Saved data entries:
++++
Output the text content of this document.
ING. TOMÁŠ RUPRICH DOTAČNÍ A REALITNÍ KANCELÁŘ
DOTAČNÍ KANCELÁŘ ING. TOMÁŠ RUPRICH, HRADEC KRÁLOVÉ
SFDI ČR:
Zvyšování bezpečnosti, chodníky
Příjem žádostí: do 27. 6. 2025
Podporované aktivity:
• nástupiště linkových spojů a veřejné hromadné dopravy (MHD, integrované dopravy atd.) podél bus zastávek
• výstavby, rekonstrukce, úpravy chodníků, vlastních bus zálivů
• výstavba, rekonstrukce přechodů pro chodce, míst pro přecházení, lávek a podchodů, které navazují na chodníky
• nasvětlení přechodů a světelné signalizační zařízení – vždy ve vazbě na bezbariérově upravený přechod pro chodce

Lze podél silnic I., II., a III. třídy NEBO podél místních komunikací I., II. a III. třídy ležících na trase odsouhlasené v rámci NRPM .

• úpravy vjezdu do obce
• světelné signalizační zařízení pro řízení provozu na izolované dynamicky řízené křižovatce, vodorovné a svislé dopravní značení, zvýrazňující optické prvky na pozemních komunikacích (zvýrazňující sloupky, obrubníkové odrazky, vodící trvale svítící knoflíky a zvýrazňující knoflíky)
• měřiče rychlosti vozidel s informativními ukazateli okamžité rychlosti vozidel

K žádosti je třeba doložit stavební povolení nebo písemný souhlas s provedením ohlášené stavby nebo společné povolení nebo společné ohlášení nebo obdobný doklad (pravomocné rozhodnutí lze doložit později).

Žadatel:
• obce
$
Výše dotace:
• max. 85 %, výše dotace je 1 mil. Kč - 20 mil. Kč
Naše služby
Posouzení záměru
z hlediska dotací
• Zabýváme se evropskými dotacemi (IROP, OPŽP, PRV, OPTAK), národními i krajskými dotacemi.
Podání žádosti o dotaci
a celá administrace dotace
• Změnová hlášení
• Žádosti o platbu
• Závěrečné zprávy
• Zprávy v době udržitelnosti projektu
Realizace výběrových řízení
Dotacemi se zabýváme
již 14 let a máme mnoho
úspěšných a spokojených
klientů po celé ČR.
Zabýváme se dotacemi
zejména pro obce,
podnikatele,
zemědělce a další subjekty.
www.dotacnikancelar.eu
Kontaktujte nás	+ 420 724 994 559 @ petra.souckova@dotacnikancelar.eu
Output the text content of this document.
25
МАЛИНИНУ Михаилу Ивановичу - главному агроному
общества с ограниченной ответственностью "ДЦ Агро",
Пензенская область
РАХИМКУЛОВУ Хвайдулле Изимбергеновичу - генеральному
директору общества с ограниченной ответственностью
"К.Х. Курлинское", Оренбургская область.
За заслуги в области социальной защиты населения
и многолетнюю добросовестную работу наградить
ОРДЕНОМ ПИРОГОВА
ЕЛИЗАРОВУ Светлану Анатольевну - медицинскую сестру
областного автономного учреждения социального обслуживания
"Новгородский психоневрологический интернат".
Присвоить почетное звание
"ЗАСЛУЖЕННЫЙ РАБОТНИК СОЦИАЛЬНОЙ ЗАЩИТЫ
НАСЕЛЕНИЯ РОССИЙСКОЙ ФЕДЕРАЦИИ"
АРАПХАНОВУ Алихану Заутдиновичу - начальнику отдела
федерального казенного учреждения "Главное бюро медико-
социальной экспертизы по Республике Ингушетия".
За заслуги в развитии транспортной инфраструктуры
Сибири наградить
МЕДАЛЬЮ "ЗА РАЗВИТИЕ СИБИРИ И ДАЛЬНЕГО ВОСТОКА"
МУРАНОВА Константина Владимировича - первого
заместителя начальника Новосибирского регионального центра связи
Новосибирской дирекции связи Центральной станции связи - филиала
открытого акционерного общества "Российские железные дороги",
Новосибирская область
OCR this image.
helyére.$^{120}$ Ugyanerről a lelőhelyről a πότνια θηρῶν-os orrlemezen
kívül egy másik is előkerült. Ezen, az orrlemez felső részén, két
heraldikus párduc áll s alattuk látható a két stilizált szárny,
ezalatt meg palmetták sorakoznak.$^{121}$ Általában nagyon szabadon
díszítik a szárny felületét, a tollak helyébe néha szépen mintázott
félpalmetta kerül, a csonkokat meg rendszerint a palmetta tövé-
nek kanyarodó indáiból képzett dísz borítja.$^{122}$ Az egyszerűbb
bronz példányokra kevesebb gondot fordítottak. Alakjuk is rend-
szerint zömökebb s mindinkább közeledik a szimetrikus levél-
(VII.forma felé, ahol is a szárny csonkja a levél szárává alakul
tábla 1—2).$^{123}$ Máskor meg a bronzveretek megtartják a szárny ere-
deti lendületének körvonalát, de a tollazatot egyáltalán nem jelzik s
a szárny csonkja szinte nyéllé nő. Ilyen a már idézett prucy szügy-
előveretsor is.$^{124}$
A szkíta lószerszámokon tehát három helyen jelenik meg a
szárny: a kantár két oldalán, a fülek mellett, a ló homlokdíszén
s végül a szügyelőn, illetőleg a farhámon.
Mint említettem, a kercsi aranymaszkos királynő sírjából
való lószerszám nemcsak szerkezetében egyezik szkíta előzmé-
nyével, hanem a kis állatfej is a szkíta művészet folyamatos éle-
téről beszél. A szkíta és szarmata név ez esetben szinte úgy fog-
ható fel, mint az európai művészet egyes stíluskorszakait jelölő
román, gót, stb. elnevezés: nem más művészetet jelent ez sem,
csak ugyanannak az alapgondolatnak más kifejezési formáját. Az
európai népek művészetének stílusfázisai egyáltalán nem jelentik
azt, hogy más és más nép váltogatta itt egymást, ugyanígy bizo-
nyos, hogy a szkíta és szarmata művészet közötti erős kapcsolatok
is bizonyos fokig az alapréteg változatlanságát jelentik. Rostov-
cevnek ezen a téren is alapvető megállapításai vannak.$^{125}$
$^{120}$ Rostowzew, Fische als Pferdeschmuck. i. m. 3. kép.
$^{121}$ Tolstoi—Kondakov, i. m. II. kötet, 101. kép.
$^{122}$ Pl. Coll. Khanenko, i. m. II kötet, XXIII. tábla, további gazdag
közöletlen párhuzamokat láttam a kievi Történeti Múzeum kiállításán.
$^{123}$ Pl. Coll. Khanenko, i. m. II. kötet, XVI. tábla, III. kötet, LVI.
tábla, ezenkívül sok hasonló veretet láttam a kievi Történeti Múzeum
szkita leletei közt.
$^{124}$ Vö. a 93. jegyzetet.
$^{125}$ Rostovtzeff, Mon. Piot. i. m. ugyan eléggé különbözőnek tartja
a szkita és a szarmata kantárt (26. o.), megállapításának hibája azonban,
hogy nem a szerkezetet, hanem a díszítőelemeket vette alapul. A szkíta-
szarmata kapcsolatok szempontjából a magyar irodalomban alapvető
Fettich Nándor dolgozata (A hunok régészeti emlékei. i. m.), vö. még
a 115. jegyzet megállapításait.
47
++++
• **Problem requirements**: In the entries above, count each line holding "hogy" and report the total and nothing more.

• **The result**: 3